**Work to be completed:** Gather each line of the records where "Global" appears.

begin Data shown

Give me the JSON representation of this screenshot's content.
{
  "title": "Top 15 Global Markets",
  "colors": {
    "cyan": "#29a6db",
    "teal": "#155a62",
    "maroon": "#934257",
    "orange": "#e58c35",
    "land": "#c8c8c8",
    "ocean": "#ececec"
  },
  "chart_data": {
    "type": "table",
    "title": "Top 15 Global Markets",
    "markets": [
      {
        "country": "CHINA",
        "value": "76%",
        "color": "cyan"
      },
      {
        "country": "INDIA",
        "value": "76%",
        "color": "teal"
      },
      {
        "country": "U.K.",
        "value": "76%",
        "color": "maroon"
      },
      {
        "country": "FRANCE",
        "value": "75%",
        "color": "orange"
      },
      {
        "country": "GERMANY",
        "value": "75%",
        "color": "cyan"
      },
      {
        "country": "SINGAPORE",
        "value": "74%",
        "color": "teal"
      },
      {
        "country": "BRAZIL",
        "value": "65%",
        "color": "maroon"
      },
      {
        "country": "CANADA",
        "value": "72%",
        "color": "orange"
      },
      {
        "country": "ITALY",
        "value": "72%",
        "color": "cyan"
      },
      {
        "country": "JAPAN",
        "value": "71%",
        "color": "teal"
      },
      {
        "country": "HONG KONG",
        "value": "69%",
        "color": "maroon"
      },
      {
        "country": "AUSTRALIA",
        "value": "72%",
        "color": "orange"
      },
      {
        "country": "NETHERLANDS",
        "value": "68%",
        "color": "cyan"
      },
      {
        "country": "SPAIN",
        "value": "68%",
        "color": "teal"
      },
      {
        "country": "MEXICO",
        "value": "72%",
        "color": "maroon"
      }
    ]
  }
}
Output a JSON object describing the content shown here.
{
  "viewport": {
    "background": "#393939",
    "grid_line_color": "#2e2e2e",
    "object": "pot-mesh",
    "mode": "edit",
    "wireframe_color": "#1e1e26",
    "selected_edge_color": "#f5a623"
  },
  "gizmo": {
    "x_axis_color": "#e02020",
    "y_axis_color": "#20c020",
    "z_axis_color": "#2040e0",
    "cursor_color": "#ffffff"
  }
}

end Data shown

**Expected answer:**
  "title": "Top 15 Global Markets",
    "title": "Top 15 Global Markets",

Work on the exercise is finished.